• **Exercise directions**
From the BrainF**k interpreter thread below, reproduce the stretch from "Can you describe" through "you please elaborate?", switching "parsing rules" to "syntax rules".

• **Extracted text**
====

BrainF**k interpreter in python

Question 1

Here's what I've come up with:

def bf_interpreter(code: str) -> str:
 """
 Interprets BrainF**k code
 Examples:
 ++++++++[>++++[>++>+++>+++>+<<<<-]>+>+>->>+[<]<-]>>.>---.+++++++..+++.>>.<-.<.+++.------.--------.>>+.>++.
 Hello World!
 +++++>++++[<+>-]++++++++[<++++++>-]<.
 9
 """
 outputs = []
 ptr = 0
 values = [0]
 length = 1
 brackets = []
 index = 0
 code_length = len(code)
 while index < code_length:
 char = code[index]
 while length <= ptr:
 length += 1
 values.append(0)
 if char == '>': ptr += 1
 if char == '<': ptr -= 1
 if char == '+': values[ptr] = (values[ptr] + 1) % 256
 if char == '-': values[ptr] = (values[ptr] - 1) % 256
 if char == '[':
 brackets.append(index)
 if char == ']':
 if values[ptr] == 0:
 brackets.pop()
 else:
 index = brackets[-1]
 if char == '.':
 outputs.append(chr(values[ptr]))
 if char == ',':
 values[ptr] = ord(input())
 index += 1
 return ''.join(outputs)

How do I make this look better? (More consistent, as well as strictly following PEP 8 conventions)

Question 2

Can you describe the initial intention, what are the parsing rules in your custom "interpreter" ?

Question 3

@AlexV Thanks for pointing that out. I've updated my question as such.

Question 4

@RomanPerekhrest I don't quite understand what you mean by parsing rules. Could you please elaborate?

Question 5

When char == '[', you're supposed to check whether the value at the pointer is zero; if it is, you need to jump to after the corresponding ].

Question 6

All of your if char == '>': ptr += 1 and similar checks should use elif after the first check. By using if for all of the checks, you're forcing them all to run, even once you've found a match. This is wasteful because the checks are necessarily exclusive of each other. Once one check is true, none of the other checks can be. For example, you should have:

if char == '>': ptr += 1
elif char == '<': ptr -= 1
elif char == '+': values[ptr] = (values[ptr] + 1) % 256
elif char == '-': values[ptr] = (values[ptr] - 1) % 256

Now the checks stop once a match is found which prevents unnecessary equality checks.

====

• **Information shown**
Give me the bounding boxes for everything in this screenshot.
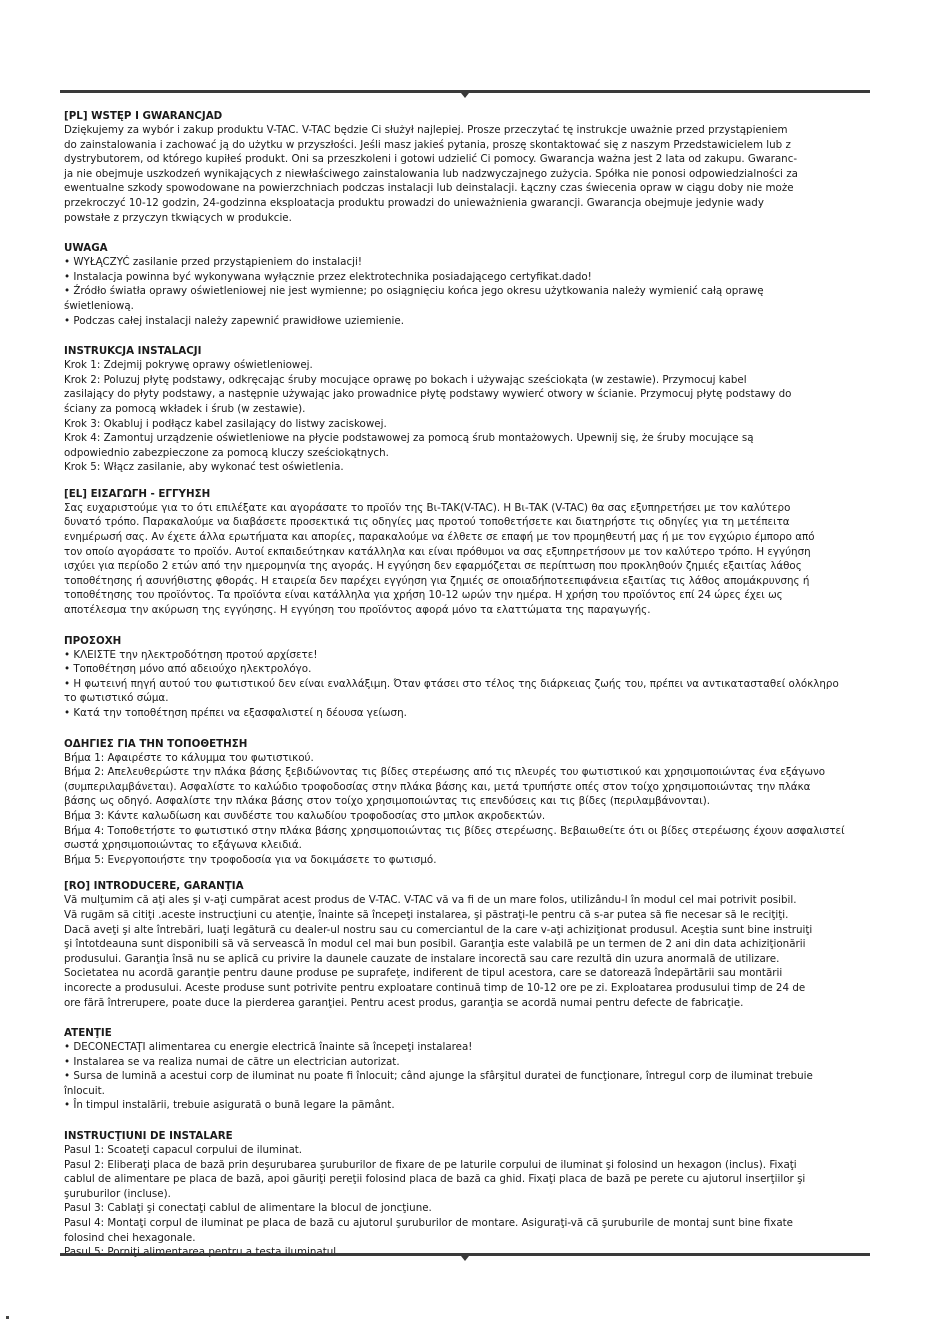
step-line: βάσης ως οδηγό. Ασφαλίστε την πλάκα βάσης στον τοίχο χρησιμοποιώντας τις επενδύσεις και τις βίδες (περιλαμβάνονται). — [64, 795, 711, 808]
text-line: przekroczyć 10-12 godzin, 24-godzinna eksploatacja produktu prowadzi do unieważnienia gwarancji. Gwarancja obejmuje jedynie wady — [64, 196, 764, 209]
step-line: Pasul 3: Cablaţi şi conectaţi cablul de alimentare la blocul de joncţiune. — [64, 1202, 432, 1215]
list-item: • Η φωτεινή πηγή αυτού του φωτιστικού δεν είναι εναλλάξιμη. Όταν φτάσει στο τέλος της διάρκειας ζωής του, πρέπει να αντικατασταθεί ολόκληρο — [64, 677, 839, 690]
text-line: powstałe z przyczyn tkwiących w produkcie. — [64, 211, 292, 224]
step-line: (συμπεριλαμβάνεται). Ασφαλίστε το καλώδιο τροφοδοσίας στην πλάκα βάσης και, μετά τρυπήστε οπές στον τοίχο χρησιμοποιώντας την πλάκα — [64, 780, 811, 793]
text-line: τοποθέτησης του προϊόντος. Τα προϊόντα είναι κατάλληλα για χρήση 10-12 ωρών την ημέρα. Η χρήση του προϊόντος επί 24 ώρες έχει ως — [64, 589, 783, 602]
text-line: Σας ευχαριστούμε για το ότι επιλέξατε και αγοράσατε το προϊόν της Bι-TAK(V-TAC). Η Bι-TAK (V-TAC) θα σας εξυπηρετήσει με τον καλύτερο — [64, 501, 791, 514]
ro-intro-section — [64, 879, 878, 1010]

====

• **Written response**
Can you describe the initial intention, what are the syntax rules in your custom "interpreter" ?

Question 3

@AlexV Thanks for pointing that out. I've updated my question as such.

Question 4

@RomanPerekhrest I don't quite understand what you mean by syntax rules. Could you please elaborate?